◆ **RECORDS**
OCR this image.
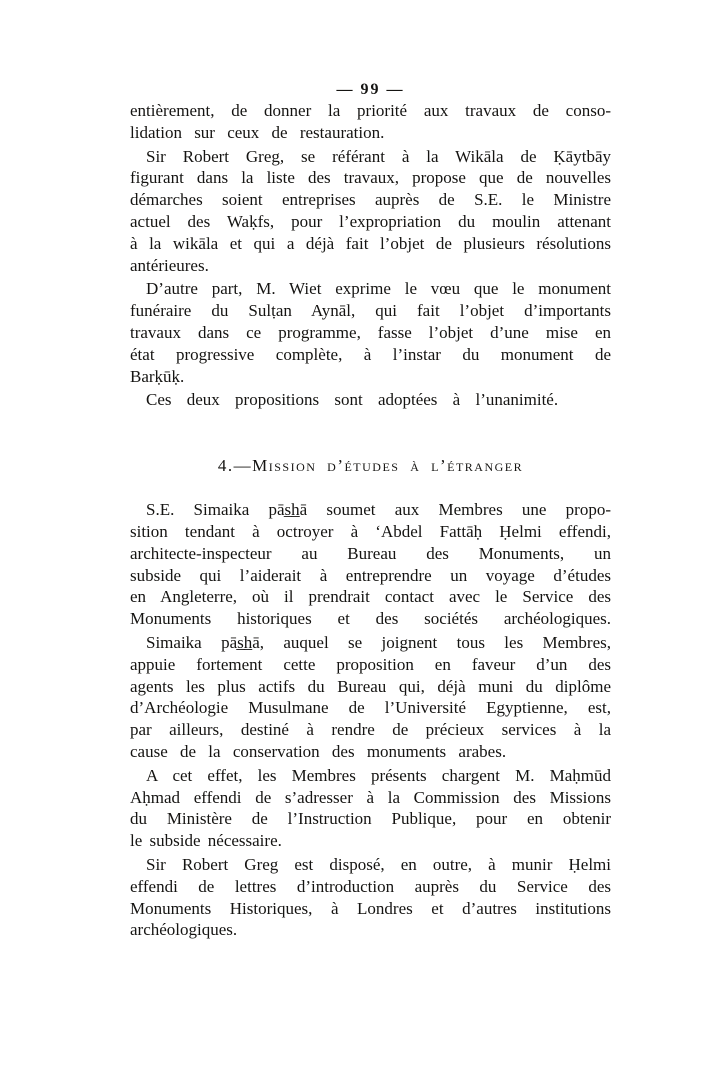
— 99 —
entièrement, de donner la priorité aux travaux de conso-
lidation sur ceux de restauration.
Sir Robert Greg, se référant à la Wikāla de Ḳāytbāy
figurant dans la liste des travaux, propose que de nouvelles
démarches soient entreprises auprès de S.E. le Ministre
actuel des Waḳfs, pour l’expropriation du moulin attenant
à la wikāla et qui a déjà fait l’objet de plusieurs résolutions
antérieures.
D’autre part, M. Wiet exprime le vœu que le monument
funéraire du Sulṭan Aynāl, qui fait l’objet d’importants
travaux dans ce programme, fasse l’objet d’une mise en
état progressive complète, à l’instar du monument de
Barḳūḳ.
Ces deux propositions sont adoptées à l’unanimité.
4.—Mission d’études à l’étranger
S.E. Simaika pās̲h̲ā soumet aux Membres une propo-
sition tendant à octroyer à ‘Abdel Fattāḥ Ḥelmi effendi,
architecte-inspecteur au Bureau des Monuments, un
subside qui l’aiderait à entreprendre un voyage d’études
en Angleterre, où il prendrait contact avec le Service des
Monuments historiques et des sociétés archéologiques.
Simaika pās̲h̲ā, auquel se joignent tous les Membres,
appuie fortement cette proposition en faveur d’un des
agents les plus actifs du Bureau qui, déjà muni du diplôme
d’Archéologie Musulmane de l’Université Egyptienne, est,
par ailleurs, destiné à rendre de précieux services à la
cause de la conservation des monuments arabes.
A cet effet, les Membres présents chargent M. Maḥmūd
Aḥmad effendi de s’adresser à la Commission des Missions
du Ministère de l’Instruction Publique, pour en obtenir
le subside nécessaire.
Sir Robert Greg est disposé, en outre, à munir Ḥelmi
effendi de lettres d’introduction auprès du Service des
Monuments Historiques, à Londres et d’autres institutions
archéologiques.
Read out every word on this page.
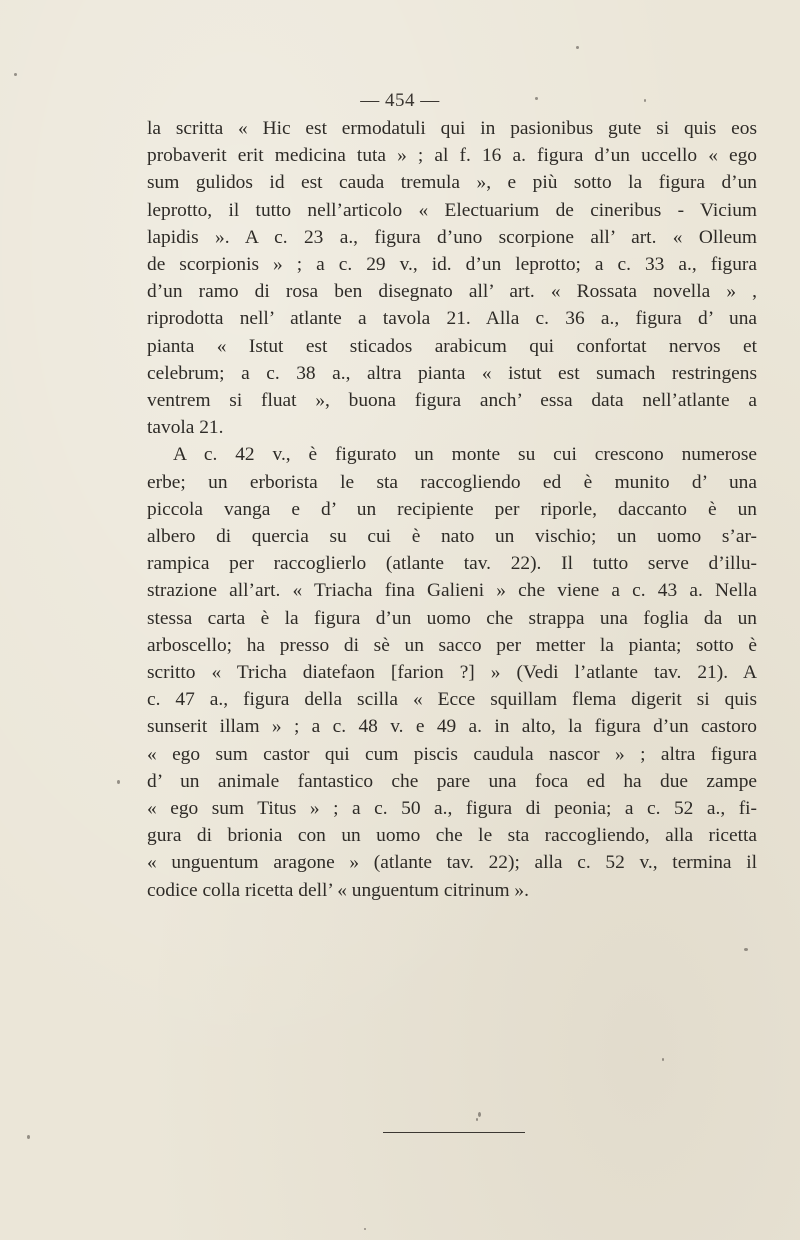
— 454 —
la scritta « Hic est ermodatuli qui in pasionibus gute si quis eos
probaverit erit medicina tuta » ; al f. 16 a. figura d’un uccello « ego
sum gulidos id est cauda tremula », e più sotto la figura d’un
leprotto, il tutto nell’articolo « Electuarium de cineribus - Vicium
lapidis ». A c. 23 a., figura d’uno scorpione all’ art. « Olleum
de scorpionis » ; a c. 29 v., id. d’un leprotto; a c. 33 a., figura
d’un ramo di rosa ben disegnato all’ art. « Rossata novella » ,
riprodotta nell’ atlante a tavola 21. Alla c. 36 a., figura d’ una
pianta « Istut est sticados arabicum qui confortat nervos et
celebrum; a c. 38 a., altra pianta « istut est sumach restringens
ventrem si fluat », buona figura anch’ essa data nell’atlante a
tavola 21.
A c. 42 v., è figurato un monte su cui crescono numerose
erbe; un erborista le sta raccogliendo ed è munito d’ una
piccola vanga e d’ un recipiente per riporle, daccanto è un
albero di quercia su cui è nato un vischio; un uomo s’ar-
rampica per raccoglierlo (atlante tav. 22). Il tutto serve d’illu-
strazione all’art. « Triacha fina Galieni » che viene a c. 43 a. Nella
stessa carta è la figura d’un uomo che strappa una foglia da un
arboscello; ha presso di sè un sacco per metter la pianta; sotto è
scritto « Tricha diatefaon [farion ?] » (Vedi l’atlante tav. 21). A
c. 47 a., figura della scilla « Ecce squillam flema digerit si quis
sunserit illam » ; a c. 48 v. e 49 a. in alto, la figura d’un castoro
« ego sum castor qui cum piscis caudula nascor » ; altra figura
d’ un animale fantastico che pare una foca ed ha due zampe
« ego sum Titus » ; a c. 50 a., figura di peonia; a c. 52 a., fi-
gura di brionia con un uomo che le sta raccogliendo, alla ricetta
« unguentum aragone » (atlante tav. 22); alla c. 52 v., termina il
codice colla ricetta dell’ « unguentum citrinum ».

◆ **GOAL**
Pull out every line of the records above that contains the word "pour".

◆ **SOLVED EXERCISE**
actuel des Waḳfs, pour l’expropriation du moulin attenant
du Ministère de l’Instruction Publique, pour en obtenir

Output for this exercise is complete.